• _Exercise_
Sift the listing for lines that hold the string "Grey" and pull them out.

• _Provided information_
--------

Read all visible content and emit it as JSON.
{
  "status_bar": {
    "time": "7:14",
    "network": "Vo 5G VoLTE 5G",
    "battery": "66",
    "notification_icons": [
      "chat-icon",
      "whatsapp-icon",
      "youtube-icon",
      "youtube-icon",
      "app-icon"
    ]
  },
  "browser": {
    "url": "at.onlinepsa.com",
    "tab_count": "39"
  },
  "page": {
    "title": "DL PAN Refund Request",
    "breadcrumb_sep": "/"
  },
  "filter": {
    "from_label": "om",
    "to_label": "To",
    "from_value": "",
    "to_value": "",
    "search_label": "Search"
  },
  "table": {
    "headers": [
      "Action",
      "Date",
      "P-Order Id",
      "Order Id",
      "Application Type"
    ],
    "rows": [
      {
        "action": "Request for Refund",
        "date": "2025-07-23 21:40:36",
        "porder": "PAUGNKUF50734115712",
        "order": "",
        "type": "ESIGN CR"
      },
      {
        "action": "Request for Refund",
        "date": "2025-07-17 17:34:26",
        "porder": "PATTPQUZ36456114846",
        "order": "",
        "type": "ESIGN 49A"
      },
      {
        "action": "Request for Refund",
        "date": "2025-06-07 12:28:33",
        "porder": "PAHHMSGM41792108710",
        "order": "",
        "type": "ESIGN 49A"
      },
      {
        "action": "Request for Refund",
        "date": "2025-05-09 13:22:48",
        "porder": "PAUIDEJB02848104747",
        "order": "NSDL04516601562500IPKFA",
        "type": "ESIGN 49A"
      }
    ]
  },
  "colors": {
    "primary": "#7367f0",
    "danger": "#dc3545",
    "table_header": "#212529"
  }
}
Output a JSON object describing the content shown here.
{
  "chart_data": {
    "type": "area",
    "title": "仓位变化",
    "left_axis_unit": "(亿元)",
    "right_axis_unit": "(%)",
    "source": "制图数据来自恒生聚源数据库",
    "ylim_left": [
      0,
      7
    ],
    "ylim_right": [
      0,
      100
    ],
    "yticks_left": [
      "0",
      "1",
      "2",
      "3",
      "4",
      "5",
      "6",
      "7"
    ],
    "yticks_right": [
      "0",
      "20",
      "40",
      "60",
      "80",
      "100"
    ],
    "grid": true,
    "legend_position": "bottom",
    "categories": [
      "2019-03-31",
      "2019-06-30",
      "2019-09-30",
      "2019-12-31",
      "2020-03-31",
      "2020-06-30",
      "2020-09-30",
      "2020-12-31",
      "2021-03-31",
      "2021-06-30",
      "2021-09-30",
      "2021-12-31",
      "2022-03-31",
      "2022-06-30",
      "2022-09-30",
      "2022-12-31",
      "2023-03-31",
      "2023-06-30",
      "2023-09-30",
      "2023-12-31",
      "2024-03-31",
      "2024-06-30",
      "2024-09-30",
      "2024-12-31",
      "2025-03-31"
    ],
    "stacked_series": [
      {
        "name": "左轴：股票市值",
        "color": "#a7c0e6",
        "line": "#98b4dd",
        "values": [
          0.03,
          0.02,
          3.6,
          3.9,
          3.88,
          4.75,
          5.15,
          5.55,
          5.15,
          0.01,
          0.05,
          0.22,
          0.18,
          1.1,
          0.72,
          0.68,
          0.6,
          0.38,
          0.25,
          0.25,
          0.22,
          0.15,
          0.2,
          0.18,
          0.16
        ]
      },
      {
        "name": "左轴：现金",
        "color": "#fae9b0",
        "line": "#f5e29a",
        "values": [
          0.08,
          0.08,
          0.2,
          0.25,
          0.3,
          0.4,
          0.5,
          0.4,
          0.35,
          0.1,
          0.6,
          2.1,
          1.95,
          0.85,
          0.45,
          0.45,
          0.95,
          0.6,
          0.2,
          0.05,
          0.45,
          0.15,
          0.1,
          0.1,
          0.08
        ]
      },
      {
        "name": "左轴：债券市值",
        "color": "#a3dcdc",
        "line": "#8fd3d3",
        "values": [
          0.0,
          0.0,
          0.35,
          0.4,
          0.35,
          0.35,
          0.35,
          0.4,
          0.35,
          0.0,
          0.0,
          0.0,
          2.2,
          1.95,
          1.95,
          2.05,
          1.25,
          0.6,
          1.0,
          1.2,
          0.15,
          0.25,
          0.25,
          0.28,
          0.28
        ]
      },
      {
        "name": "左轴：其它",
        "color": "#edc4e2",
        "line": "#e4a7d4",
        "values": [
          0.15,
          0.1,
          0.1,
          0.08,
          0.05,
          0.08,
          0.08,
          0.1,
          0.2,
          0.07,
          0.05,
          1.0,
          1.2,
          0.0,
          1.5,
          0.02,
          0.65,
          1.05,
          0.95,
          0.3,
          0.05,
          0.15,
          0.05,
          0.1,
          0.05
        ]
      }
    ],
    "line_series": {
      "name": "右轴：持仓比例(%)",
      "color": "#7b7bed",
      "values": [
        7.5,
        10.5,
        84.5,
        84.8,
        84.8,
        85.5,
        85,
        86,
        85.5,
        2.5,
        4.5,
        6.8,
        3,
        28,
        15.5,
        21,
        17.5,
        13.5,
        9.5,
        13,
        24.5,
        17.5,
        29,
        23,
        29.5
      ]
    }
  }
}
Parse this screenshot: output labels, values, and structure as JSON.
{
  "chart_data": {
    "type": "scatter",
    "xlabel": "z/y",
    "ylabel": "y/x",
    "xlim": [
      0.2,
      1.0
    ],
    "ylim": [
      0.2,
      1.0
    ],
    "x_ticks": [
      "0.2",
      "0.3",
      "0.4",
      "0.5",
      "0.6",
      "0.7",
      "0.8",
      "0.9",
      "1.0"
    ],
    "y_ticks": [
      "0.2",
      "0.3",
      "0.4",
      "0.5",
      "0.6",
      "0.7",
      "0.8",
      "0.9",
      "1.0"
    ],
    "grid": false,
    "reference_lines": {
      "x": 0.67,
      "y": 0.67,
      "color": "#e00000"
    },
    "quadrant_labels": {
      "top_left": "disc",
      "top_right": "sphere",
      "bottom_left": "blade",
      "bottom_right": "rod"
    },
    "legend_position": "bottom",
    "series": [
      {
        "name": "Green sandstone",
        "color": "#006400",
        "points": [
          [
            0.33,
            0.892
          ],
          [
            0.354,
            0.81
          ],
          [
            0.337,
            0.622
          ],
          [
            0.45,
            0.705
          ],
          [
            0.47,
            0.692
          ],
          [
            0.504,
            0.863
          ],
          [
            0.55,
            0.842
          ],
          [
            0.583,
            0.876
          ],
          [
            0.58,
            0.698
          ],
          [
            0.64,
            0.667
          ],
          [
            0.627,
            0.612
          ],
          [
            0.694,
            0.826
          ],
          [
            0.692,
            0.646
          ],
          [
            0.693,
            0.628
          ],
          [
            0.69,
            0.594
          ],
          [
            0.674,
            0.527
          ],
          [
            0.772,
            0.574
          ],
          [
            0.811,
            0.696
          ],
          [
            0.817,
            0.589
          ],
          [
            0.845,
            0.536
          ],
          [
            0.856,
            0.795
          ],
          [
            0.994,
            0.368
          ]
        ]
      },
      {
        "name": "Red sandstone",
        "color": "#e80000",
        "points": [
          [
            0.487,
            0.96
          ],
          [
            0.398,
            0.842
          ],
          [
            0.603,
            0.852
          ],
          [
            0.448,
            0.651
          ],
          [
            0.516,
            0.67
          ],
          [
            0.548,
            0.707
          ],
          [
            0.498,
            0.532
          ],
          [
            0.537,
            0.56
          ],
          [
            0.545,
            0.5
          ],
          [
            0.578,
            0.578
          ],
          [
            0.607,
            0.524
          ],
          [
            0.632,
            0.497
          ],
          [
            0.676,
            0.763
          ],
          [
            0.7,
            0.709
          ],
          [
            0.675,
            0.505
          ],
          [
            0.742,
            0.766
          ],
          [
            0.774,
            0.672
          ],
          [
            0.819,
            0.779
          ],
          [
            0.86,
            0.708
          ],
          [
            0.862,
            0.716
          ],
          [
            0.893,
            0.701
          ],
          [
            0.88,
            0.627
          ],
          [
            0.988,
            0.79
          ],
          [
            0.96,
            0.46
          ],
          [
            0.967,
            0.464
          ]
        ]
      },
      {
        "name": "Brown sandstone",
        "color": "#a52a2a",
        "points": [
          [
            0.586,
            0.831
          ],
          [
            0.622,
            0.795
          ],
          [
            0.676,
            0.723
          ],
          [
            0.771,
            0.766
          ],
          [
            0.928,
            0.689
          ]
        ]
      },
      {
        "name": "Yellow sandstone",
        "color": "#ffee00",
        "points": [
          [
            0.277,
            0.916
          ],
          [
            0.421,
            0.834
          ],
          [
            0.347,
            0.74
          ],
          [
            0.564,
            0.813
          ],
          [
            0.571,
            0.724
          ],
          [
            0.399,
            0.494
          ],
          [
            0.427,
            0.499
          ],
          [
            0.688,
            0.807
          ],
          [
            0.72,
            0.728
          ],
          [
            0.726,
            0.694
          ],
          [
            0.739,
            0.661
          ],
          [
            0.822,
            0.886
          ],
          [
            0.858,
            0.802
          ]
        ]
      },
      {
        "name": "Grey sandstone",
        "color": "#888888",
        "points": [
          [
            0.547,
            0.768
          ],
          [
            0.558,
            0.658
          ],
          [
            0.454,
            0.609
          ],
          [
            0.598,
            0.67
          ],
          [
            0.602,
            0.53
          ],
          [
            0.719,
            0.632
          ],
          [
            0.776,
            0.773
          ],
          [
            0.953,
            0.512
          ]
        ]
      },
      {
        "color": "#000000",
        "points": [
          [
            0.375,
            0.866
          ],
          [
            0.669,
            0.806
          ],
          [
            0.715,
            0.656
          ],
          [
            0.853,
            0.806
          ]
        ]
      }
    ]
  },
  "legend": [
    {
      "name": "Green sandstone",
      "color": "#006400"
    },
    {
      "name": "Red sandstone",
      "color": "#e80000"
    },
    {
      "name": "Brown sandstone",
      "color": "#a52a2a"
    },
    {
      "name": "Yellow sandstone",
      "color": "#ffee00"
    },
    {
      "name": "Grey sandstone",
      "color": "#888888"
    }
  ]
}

--------

• _Output for this task_
        "name": "Grey sandstone",
      "name": "Grey sandstone",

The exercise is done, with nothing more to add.